Stored data
────────────────

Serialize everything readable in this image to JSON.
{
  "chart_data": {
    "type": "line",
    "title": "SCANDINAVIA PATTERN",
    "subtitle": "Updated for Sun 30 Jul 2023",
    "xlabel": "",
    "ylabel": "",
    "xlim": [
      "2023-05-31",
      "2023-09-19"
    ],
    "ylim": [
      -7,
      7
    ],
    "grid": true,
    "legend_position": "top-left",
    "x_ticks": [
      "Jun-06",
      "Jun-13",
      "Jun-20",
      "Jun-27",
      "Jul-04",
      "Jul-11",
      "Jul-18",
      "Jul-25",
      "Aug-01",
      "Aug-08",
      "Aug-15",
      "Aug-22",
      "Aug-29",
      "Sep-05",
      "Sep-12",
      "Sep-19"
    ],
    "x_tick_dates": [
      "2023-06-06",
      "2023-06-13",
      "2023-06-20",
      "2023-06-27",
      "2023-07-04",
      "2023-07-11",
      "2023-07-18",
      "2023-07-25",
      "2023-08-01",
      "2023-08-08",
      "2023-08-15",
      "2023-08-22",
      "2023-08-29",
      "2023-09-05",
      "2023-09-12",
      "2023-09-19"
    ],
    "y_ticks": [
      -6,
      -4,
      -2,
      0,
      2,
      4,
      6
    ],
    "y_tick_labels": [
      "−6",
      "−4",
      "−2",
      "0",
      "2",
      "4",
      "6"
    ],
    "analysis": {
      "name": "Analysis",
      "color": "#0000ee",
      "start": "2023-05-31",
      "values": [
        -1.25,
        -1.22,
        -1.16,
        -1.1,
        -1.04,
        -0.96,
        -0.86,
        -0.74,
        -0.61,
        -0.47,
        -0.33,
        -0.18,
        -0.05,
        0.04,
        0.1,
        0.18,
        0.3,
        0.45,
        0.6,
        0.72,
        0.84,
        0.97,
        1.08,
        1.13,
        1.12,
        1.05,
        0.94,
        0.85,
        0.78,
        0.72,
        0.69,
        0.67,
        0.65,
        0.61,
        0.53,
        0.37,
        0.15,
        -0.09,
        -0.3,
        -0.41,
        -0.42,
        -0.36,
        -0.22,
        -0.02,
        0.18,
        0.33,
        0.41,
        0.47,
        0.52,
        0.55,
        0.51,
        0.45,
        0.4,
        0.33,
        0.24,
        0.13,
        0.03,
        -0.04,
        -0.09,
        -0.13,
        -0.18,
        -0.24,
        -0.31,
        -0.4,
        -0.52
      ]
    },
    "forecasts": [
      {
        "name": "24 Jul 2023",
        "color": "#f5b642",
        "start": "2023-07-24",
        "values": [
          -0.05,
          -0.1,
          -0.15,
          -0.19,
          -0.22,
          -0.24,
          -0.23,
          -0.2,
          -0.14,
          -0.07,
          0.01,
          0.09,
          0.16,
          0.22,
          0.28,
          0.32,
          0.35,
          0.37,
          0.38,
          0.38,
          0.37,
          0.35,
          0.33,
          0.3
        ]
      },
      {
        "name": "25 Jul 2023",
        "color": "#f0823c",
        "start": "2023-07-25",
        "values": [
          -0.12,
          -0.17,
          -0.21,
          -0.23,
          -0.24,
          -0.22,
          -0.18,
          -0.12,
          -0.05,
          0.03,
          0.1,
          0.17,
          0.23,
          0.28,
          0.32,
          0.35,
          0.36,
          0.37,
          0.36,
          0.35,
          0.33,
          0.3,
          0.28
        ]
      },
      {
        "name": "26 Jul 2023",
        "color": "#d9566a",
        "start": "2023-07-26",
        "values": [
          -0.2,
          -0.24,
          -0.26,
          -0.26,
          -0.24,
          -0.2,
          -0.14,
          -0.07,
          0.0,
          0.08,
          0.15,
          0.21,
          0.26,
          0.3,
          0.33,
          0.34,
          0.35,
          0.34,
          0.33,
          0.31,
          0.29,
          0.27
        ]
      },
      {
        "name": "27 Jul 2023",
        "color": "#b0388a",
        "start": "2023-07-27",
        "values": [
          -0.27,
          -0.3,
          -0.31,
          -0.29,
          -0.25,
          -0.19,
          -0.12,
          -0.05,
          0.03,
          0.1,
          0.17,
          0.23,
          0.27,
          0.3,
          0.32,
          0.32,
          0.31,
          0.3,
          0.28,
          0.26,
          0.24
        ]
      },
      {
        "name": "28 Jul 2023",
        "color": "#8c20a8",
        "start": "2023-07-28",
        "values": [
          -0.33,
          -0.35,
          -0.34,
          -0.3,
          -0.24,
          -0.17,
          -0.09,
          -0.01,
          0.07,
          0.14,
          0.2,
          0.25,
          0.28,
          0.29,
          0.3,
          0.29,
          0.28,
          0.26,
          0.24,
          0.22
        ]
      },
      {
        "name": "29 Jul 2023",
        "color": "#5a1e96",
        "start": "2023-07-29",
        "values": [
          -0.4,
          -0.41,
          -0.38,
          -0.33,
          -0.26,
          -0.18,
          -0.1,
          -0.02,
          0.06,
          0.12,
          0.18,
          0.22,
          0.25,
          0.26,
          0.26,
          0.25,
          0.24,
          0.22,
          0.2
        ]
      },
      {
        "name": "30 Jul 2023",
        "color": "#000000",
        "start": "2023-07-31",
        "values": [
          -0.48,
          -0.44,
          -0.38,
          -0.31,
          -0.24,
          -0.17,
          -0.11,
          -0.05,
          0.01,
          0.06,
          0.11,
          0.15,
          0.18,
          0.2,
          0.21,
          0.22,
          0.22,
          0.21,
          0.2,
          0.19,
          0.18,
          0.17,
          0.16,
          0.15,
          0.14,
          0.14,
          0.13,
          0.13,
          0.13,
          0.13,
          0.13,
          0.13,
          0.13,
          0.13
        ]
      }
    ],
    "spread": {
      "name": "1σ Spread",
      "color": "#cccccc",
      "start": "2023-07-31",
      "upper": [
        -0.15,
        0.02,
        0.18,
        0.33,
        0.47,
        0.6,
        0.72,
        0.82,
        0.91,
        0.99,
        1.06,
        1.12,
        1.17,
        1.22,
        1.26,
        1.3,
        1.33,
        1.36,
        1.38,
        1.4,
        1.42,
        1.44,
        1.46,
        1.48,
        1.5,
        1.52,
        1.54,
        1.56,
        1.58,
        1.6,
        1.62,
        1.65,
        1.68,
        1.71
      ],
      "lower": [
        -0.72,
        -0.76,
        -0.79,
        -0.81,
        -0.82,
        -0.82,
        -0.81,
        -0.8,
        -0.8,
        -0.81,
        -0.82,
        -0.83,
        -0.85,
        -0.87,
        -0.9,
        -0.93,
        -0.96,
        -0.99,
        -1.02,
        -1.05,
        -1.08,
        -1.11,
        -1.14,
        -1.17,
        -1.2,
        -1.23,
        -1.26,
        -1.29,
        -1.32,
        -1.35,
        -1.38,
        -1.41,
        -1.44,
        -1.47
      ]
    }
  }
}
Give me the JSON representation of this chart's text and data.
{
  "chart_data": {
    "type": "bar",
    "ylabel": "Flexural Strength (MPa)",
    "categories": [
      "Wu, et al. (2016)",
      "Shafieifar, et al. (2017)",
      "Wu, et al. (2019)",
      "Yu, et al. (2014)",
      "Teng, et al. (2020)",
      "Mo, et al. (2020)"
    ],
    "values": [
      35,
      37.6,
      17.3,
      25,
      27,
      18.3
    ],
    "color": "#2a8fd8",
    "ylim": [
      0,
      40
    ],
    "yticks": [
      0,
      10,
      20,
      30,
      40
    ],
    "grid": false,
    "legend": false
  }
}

────────────────

▶ _AIM OF THE EXERCISE_
Report only a number: how many lines in the material above contain the string "ylabel".

▶ _EXERCISE ANSWER_
2